### Given data:
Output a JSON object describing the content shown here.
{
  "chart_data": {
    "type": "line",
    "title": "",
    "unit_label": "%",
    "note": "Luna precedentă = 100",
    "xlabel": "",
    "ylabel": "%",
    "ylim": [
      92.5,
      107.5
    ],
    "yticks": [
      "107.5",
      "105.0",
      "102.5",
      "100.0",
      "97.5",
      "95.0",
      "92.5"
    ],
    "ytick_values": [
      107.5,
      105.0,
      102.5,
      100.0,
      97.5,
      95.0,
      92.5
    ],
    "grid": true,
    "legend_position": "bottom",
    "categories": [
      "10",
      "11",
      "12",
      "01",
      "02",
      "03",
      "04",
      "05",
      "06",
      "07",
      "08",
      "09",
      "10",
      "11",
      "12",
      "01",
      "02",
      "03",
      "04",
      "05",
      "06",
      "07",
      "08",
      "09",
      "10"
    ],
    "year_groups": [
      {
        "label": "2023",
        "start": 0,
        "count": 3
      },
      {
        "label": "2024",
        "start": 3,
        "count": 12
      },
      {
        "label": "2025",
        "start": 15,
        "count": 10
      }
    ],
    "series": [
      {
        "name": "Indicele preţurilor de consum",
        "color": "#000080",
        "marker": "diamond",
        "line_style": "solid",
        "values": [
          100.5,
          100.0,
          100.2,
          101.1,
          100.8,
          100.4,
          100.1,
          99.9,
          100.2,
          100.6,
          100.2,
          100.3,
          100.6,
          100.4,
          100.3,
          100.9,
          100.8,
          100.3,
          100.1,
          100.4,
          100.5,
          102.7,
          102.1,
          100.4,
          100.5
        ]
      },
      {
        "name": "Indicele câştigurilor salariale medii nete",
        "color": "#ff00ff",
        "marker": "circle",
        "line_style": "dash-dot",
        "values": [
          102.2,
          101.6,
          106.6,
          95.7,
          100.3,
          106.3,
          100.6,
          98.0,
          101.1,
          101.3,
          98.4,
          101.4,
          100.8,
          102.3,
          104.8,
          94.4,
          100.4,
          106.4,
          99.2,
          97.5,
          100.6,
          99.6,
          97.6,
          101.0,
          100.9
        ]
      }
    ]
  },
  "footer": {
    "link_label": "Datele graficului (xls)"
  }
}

### Written task:
Restate each record word for word.

### Finished task:
Output a JSON object describing the content shown here.
{
  "chart_data": {
    "type": "line",
    "title": "",
    "unit_label": "%",
    "note": "Luna precedentă = 100",
    "xlabel": "",
    "ylabel": "%",
    "ylim": [
      92.5,
      107.5
    ],
    "yticks": [
      "107.5",
      "105.0",
      "102.5",
      "100.0",
      "97.5",
      "95.0",
      "92.5"
    ],
    "ytick_values": [
      107.5,
      105.0,
      102.5,
      100.0,
      97.5,
      95.0,
      92.5
    ],
    "grid": true,
    "legend_position": "bottom",
    "categories": [
      "10",
      "11",
      "12",
      "01",
      "02",
      "03",
      "04",
      "05",
      "06",
      "07",
      "08",
      "09",
      "10",
      "11",
      "12",
      "01",
      "02",
      "03",
      "04",
      "05",
      "06",
      "07",
      "08",
      "09",
      "10"
    ],
    "year_groups": [
      {
        "label": "2023",
        "start": 0,
        "count": 3
      },
      {
        "label": "2024",
        "start": 3,
        "count": 12
      },
      {
        "label": "2025",
        "start": 15,
        "count": 10
      }
    ],
    "series": [
      {
        "name": "Indicele preţurilor de consum",
        "color": "#000080",
        "marker": "diamond",
        "line_style": "solid",
        "values": [
          100.5,
          100.0,
          100.2,
          101.1,
          100.8,
          100.4,
          100.1,
          99.9,
          100.2,
          100.6,
          100.2,
          100.3,
          100.6,
          100.4,
          100.3,
          100.9,
          100.8,
          100.3,
          100.1,
          100.4,
          100.5,
          102.7,
          102.1,
          100.4,
          100.5
        ]
      },
      {
        "name": "Indicele câştigurilor salariale medii nete",
        "color": "#ff00ff",
        "marker": "circle",
        "line_style": "dash-dot",
        "values": [
          102.2,
          101.6,
          106.6,
          95.7,
          100.3,
          106.3,
          100.6,
          98.0,
          101.1,
          101.3,
          98.4,
          101.4,
          100.8,
          102.3,
          104.8,
          94.4,
          100.4,
          106.4,
          99.2,
          97.5,
          100.6,
          99.6,
          97.6,
          101.0,
          100.9
        ]
      }
    ]
  },
  "footer": {
    "link_label": "Datele graficului (xls)"
  }
}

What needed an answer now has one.